**Task requirements**
Report every line in the items below that contains the string "chart", matching its case exactly.

**Material**
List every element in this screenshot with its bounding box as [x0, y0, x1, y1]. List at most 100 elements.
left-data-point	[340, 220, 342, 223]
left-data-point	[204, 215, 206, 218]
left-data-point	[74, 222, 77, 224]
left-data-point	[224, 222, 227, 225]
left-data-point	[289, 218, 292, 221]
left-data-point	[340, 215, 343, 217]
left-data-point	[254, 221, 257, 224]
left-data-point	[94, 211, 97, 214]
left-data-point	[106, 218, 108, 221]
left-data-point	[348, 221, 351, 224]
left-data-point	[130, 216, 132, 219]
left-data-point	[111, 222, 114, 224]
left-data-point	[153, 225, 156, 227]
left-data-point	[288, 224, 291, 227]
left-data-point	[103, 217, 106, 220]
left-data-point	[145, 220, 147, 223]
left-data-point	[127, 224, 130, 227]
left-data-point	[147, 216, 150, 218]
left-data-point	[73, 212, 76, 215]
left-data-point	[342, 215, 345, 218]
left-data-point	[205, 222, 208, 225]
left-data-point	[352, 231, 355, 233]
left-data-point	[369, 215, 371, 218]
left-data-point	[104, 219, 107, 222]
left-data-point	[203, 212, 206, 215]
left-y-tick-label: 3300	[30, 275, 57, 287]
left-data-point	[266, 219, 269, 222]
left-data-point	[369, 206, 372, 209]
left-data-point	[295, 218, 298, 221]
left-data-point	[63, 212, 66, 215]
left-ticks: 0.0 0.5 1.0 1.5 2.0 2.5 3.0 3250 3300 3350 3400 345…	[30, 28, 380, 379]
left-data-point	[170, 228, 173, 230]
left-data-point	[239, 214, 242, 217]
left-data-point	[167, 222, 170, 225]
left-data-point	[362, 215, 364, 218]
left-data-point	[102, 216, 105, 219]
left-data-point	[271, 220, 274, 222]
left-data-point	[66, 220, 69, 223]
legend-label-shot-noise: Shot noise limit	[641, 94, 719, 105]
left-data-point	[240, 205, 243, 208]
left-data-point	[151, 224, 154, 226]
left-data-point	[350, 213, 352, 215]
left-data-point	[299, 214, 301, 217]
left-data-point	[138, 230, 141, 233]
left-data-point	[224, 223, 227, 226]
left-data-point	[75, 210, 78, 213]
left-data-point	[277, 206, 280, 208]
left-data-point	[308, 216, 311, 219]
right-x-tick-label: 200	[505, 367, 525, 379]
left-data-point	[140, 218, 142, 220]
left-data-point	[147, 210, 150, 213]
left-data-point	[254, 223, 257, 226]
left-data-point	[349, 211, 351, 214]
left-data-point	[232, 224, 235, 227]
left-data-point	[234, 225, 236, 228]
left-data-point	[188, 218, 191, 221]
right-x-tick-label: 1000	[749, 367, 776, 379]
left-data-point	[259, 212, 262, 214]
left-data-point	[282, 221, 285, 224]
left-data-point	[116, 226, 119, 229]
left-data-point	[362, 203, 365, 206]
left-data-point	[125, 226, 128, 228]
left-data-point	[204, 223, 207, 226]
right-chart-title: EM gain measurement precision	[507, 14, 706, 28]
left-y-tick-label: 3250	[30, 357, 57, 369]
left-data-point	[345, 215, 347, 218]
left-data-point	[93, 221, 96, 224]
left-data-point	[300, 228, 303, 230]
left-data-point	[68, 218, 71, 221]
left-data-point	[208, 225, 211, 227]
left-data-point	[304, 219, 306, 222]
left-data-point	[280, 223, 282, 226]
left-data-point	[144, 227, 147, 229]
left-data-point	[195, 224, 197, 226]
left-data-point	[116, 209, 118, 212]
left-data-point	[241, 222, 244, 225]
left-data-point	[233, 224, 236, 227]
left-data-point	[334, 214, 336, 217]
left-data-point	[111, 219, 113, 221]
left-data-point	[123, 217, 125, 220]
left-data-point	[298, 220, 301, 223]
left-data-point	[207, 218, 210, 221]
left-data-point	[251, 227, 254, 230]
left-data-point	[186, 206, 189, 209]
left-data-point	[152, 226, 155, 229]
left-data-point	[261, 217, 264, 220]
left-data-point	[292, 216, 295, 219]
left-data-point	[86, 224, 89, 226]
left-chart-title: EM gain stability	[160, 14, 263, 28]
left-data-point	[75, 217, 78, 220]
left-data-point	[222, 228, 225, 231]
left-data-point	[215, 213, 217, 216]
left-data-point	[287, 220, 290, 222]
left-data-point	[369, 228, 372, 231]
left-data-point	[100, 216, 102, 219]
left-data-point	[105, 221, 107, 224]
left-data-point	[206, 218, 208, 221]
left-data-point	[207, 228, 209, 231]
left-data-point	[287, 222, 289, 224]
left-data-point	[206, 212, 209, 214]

**Written response**
right-chart-title: EM gain measurement precision	[507, 14, 706, 28]
left-chart-title: EM gain stability	[160, 14, 263, 28]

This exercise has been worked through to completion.